- [Problem requirements]: Which lines hold the word "this"? Show each of them.

━━ Given records

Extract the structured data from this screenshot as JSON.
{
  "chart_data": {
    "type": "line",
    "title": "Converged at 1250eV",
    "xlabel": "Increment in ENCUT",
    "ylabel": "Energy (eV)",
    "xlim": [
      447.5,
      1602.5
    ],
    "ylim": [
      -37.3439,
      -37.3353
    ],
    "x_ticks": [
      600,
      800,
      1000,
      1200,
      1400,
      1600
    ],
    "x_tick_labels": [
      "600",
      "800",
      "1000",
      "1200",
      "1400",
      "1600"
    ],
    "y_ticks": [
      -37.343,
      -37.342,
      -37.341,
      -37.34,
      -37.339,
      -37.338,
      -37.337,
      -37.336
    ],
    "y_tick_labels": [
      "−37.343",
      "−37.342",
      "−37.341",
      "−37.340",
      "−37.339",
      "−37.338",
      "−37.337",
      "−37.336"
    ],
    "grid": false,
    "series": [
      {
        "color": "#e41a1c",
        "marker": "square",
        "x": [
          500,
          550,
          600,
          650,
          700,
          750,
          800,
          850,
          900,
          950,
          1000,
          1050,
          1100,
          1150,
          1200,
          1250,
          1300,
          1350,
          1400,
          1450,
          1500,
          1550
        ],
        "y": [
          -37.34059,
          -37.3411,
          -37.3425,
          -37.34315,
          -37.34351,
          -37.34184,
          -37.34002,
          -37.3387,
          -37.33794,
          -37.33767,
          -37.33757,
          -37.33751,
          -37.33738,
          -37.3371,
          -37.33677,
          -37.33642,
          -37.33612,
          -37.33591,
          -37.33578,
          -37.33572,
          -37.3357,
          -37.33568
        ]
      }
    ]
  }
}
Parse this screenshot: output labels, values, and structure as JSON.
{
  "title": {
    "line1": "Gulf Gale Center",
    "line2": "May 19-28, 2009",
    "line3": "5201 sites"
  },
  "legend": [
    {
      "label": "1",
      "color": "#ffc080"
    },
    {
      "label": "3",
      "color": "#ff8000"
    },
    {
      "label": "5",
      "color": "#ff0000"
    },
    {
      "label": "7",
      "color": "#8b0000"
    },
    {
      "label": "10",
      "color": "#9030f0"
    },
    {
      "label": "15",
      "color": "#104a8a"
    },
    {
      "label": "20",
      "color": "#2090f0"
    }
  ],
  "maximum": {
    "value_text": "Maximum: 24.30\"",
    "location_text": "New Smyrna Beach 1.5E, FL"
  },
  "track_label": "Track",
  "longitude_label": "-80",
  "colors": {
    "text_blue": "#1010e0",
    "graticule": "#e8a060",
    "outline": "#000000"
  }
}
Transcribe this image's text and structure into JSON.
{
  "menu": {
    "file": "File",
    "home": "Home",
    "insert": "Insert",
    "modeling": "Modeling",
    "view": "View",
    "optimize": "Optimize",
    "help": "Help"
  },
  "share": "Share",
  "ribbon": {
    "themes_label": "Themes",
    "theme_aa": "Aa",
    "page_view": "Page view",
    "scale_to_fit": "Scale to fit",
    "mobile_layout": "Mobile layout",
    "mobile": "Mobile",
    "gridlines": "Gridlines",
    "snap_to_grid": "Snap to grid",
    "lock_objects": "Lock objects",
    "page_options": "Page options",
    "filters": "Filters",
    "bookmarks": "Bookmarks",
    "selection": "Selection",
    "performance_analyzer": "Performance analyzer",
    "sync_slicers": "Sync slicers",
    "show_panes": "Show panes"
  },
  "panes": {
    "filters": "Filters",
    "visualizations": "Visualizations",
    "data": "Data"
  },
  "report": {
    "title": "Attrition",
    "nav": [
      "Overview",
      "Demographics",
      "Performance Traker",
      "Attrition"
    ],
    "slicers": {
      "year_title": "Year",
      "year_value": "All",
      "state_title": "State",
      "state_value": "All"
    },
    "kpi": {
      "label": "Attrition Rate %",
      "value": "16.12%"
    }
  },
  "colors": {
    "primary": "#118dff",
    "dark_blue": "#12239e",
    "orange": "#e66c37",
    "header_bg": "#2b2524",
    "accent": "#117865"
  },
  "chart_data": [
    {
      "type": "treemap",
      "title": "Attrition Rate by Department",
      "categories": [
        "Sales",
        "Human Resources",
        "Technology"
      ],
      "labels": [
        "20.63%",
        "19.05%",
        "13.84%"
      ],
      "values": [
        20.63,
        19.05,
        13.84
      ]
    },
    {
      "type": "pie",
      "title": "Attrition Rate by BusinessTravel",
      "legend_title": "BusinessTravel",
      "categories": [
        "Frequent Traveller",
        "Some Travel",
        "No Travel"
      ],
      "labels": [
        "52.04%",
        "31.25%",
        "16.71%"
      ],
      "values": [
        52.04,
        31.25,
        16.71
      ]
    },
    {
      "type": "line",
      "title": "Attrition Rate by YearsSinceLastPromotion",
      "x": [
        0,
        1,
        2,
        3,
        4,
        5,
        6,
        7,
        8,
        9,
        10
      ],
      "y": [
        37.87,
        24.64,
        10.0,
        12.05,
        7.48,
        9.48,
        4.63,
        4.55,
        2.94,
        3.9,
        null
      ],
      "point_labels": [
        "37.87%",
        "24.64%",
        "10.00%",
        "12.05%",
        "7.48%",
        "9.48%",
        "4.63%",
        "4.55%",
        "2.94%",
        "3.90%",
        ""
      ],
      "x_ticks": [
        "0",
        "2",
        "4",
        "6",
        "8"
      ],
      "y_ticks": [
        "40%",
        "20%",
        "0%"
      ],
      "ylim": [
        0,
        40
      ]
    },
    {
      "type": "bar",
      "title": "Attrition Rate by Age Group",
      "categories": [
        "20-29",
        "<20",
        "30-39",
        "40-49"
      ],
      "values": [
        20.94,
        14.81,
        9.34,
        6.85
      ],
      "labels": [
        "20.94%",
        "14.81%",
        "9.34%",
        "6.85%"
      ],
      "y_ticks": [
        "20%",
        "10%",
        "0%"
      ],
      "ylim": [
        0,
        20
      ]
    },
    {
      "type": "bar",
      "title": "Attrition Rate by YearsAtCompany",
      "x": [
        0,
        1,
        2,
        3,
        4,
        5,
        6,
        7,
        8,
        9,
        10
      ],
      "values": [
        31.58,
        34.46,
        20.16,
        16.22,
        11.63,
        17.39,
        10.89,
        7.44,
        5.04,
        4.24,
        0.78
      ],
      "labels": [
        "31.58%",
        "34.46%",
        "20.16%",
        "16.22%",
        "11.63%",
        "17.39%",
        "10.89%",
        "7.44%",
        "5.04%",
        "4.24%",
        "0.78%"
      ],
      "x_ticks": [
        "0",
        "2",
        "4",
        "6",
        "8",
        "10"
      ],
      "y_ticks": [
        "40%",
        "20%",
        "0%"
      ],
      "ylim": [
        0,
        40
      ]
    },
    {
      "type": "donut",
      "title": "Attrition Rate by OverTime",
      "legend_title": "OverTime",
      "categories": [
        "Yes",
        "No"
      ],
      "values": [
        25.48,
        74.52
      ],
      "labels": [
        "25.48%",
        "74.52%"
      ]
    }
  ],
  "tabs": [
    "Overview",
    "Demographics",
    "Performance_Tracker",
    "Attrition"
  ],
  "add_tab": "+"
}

━━━━

- [Finished task]:
Extract the structured data from this screenshot as JSON.
Parse this screenshot: output labels, values, and structure as JSON.
Transcribe this image's text and structure into JSON.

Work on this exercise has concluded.